*GOAL OF THE EXERCISE*:
How many lines of these records hold the string "JSON"? Reply with the number alone.

*DATA EXTRACT*:
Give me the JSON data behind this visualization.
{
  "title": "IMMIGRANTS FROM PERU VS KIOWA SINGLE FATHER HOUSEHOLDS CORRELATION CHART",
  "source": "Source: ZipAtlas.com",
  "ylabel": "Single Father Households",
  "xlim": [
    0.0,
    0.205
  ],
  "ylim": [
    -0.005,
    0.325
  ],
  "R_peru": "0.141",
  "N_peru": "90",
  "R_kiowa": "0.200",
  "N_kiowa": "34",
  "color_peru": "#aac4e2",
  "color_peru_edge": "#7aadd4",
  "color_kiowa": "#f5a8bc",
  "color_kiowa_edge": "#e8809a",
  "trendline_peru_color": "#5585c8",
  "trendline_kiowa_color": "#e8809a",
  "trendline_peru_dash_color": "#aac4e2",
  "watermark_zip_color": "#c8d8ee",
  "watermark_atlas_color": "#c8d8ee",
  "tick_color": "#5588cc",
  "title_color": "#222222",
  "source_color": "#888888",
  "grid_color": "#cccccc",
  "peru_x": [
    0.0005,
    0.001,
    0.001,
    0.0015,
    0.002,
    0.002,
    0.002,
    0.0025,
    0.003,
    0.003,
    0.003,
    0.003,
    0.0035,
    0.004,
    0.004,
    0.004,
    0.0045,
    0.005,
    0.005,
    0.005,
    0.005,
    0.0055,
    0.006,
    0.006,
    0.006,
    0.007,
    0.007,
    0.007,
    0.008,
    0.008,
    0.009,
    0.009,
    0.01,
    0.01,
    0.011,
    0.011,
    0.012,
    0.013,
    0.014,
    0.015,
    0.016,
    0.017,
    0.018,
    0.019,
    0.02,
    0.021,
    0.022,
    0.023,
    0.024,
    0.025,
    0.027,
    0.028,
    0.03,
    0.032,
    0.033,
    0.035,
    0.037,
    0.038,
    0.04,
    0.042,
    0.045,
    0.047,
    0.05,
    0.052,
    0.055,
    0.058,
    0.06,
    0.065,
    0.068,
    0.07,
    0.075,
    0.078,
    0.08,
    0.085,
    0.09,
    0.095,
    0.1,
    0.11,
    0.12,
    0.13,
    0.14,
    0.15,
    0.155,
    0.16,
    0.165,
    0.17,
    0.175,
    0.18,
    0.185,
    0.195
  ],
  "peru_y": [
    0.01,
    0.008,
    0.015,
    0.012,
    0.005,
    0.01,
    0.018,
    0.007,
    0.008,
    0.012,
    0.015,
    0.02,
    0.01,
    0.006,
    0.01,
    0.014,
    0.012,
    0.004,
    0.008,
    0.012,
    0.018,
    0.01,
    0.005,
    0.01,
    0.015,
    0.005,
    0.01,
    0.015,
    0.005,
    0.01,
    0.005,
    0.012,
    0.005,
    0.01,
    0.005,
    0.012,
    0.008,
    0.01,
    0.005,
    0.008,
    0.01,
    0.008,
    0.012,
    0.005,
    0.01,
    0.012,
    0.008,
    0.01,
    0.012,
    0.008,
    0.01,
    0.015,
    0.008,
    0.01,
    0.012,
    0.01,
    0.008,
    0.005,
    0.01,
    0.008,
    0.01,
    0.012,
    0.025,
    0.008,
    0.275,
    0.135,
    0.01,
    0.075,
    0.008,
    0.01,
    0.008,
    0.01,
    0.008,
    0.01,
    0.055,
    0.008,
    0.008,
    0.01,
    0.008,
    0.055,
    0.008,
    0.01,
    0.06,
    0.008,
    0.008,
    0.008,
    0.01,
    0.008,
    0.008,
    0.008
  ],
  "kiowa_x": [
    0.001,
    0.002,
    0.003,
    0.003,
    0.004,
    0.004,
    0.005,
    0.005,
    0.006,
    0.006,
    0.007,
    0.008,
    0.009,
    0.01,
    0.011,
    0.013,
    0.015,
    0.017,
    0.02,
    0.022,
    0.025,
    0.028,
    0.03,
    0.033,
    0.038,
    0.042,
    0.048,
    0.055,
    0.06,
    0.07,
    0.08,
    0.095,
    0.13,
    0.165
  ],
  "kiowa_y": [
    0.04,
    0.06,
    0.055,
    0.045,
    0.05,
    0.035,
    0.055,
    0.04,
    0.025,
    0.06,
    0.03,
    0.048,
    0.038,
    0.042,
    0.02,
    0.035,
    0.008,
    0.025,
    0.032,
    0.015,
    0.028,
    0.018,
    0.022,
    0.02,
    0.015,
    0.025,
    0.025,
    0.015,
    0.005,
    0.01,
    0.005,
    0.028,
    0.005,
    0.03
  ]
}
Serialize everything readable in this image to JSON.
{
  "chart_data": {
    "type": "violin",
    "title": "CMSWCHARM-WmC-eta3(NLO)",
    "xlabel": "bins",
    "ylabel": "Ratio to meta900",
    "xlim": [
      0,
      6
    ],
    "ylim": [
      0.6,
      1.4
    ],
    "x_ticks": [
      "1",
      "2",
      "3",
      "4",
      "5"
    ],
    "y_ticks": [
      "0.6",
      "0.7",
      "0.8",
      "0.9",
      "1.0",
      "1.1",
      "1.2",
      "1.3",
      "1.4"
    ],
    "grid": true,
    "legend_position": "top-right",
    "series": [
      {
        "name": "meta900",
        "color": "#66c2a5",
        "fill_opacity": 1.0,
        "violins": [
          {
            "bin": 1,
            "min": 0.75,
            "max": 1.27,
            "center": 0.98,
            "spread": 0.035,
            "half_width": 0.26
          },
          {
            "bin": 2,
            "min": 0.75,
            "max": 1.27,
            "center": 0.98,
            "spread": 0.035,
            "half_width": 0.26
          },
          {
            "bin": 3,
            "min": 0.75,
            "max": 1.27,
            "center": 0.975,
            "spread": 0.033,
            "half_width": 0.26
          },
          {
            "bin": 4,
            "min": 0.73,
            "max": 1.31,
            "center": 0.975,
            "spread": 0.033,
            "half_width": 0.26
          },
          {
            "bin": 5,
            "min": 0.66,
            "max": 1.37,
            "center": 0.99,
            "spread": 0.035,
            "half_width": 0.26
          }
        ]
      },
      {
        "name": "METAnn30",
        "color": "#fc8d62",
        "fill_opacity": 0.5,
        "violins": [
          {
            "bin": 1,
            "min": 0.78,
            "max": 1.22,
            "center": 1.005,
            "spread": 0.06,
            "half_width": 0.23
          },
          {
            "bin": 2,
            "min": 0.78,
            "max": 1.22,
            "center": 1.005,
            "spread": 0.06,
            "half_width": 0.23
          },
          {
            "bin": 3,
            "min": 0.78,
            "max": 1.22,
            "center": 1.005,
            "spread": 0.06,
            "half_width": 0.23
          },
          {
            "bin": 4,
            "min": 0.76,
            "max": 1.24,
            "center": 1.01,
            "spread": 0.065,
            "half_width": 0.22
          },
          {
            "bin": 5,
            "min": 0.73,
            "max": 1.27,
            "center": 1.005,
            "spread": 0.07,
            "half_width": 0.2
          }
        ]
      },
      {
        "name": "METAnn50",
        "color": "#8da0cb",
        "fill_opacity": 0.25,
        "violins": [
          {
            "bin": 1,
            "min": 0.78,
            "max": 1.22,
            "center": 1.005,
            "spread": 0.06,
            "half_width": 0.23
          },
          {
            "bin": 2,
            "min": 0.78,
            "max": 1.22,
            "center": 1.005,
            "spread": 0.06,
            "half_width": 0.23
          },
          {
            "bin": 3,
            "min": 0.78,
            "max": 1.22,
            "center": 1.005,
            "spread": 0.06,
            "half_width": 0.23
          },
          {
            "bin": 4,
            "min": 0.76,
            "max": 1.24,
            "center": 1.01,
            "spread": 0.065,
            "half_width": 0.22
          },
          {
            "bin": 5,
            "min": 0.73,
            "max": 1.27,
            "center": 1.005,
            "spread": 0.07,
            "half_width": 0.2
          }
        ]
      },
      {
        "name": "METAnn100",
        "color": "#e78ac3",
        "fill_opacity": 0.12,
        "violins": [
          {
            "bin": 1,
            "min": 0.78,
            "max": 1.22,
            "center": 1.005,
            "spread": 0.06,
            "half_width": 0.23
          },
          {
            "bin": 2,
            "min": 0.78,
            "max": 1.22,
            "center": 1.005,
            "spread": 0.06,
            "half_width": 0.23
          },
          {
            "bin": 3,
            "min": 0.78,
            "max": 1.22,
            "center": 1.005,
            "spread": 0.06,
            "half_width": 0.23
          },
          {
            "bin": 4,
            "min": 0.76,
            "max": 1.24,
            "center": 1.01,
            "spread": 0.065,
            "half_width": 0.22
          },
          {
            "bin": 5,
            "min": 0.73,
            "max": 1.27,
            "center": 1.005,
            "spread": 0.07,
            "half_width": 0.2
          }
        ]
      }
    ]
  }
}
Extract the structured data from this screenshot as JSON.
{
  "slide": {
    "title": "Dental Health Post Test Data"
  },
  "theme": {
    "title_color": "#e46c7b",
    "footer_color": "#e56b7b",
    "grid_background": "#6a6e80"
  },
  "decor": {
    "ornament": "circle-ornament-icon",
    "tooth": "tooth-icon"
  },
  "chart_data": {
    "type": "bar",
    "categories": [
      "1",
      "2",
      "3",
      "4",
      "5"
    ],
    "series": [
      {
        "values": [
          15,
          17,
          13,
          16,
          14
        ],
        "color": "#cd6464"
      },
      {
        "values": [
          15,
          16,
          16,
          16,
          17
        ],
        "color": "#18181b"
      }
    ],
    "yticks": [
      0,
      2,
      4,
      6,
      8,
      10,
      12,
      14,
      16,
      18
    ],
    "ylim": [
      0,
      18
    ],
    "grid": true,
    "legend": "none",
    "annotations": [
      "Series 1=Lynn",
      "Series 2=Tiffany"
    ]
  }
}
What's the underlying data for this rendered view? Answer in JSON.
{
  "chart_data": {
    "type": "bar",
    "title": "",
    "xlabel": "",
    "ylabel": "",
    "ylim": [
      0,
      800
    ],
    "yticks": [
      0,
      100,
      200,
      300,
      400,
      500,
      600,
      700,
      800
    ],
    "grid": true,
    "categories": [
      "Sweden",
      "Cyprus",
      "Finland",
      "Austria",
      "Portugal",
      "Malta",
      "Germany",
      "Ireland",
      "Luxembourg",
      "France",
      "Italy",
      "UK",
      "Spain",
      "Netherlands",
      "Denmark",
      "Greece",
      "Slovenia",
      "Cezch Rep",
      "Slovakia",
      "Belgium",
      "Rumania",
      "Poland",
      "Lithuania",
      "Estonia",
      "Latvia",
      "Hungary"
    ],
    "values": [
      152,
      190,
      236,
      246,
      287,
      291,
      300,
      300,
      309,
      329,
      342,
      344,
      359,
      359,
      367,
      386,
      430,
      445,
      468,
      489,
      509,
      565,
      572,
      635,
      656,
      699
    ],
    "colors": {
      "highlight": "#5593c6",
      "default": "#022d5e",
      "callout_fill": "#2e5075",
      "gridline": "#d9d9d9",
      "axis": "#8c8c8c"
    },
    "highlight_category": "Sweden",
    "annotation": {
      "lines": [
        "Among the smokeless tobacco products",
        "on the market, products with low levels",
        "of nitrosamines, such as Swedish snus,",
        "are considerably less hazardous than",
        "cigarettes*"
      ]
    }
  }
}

*ANSWER TO THE EXERCISE*:
4